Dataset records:
**********

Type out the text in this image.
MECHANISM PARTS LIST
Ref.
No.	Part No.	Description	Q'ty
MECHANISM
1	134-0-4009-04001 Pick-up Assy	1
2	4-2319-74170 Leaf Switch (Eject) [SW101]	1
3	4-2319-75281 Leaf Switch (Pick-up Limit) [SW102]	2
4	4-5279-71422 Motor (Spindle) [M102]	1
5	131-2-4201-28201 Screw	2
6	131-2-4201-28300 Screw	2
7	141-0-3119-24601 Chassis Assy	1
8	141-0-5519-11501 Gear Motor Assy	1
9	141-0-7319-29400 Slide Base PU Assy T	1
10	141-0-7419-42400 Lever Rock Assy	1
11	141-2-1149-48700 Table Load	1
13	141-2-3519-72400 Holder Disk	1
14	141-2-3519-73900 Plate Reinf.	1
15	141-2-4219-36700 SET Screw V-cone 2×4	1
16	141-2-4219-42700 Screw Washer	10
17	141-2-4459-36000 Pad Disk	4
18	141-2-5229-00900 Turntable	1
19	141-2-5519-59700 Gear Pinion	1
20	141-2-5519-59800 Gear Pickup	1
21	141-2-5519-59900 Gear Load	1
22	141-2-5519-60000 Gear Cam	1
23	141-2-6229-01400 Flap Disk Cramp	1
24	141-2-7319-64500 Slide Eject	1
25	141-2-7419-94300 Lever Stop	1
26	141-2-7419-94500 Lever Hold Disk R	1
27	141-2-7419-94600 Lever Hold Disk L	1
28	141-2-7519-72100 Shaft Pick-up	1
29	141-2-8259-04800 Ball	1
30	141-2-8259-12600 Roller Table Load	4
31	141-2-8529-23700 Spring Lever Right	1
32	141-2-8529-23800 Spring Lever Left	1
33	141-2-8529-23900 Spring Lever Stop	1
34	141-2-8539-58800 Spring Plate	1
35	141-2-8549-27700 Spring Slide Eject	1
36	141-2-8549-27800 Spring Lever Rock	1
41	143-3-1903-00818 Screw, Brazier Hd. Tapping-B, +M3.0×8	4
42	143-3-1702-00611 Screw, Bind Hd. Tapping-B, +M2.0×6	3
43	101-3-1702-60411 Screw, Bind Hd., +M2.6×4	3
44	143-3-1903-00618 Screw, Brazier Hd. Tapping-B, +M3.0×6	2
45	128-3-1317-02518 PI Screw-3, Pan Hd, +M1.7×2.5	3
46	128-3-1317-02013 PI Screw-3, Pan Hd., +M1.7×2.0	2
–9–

**********

Directive - Identify each line in the records above containing the word "Slide"; copy those lines.

Complete answer -
9	141-0-7319-29400 Slide Base PU Assy T	1
24	141-2-7319-64500 Slide Eject	1
35	141-2-8549-27700 Spring Slide Eject	1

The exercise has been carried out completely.